> _Provided data_
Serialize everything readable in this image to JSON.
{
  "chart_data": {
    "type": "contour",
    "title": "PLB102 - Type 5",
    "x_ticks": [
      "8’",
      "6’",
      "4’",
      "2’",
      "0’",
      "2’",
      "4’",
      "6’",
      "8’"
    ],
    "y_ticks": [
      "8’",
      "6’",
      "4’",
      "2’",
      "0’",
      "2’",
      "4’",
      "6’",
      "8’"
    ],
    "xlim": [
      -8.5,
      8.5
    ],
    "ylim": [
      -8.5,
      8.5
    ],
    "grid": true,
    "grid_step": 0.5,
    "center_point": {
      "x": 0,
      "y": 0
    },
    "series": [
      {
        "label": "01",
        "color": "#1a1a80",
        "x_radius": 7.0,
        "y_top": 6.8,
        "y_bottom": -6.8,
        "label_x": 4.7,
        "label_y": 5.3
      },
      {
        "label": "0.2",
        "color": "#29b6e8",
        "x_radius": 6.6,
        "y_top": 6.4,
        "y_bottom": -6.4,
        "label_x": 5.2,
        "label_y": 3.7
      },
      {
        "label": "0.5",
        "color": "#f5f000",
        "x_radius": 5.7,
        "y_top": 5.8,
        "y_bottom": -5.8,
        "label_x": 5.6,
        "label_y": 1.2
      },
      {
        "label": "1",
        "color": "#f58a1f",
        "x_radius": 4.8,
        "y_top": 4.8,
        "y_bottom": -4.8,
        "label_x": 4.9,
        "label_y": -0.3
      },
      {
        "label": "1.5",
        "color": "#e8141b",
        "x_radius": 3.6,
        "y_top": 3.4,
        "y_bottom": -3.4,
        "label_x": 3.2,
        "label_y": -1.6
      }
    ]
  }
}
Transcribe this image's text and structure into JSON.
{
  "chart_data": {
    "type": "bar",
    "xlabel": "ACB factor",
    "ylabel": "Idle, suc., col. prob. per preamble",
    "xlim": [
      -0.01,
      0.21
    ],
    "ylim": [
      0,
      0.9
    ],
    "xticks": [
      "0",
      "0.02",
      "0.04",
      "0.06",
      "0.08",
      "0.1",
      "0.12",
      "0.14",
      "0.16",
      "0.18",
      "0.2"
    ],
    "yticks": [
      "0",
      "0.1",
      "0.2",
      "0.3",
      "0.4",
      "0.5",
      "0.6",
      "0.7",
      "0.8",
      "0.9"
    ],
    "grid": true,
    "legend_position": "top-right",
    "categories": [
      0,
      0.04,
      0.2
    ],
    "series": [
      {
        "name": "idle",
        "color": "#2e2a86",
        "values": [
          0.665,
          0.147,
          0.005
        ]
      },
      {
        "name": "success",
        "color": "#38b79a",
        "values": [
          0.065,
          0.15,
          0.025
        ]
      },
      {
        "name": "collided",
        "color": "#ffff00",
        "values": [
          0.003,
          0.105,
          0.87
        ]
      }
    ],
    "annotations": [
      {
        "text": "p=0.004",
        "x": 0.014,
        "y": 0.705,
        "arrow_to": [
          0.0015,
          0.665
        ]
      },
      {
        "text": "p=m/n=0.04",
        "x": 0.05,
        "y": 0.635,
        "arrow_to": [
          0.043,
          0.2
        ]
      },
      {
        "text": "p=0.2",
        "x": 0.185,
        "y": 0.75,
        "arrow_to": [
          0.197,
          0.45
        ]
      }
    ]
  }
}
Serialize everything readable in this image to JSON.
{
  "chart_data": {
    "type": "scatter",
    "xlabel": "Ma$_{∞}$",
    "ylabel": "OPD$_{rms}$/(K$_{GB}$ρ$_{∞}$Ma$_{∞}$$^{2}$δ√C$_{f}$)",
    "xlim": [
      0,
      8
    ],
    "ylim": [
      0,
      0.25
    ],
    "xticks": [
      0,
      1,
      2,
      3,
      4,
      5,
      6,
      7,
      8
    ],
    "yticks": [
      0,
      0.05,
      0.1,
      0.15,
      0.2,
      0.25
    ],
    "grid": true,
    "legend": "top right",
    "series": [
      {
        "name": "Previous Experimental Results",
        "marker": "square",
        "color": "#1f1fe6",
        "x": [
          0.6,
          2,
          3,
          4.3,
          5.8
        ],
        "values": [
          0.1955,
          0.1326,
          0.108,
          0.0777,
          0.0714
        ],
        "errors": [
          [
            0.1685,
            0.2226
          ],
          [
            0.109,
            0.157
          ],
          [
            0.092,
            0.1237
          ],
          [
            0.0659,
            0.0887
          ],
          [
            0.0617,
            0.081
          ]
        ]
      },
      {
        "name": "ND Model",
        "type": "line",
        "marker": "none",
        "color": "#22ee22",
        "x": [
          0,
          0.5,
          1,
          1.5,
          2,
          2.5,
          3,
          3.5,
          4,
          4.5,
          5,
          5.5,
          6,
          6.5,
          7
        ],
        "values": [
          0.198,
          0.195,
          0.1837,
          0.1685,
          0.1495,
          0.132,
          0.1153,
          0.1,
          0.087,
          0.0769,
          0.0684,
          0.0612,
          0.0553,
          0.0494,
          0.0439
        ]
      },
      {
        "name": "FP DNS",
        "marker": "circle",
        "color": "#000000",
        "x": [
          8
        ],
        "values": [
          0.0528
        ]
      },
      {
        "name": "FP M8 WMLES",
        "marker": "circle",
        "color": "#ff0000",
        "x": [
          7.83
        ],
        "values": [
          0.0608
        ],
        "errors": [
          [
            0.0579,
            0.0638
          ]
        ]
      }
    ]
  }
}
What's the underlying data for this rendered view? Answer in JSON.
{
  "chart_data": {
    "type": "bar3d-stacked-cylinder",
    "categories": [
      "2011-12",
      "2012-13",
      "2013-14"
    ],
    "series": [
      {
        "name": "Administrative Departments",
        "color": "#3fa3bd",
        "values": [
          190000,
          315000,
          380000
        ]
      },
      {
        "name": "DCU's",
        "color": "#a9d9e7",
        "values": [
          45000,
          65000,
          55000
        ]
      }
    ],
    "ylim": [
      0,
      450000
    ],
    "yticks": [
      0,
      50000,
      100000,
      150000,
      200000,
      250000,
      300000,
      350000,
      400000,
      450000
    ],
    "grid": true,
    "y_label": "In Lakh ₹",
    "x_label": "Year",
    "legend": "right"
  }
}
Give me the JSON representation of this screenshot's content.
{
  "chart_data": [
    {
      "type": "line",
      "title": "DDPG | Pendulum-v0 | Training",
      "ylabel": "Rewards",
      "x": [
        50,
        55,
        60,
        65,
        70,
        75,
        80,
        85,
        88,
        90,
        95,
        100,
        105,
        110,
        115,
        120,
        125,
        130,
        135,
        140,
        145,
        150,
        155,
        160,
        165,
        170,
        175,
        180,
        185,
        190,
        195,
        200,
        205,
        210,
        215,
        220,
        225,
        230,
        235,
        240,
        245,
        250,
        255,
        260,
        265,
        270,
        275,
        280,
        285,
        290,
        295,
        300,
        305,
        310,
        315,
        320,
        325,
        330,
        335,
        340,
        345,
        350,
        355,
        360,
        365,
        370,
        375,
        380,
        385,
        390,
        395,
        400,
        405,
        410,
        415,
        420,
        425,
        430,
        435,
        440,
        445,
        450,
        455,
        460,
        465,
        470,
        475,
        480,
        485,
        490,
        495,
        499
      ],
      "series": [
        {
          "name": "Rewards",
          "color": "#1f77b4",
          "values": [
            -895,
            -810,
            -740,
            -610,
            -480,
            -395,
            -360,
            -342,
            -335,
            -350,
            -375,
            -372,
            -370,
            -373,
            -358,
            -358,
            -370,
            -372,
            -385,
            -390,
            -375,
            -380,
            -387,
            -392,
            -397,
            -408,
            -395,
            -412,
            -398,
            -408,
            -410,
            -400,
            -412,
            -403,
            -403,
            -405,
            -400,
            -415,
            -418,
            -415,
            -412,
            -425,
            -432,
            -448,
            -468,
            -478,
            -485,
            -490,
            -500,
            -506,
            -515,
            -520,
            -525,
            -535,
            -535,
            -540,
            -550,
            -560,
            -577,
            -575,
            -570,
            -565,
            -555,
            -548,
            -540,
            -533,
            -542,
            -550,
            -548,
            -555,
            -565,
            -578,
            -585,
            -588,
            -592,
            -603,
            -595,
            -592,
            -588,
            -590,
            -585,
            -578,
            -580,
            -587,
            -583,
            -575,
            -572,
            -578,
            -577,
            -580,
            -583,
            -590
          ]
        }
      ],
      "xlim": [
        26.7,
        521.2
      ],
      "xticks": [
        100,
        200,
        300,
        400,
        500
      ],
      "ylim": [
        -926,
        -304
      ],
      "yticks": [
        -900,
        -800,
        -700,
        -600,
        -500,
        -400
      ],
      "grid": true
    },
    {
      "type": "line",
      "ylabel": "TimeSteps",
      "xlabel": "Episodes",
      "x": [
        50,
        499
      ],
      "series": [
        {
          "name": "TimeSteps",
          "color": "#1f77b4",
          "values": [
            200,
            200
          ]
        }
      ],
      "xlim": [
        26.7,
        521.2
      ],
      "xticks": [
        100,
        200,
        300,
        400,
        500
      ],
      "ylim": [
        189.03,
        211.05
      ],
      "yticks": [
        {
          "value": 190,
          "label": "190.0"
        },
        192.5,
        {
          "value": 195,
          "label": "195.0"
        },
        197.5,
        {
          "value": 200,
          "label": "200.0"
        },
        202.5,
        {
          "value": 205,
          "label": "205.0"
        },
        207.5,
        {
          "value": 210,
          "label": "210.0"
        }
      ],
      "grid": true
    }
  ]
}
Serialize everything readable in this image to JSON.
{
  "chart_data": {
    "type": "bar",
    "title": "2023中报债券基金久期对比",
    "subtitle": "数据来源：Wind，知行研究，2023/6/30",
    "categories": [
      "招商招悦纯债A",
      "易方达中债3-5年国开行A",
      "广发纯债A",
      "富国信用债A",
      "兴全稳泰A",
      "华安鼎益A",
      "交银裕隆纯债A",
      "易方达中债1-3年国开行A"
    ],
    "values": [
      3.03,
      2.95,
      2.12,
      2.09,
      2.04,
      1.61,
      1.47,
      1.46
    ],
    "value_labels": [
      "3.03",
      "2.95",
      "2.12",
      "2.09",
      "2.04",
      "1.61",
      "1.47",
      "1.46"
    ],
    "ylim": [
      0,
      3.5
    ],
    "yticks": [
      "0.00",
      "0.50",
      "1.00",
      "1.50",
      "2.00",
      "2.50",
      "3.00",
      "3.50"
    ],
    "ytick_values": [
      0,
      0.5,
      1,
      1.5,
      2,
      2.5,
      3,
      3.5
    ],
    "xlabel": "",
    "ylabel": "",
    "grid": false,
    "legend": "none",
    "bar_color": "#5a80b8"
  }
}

> _What to work on_
Lines containing the string "name" are to be selected and copied.

> _Task output_
        "name": "idle",
        "name": "success",
        "name": "collided",
        "name": "Previous Experimental Results",
        "name": "ND Model",
        "name": "FP DNS",
        "name": "FP M8 WMLES",
        "name": "Administrative Departments",
        "name": "DCU's",
          "name": "Rewards",
          "name": "TimeSteps",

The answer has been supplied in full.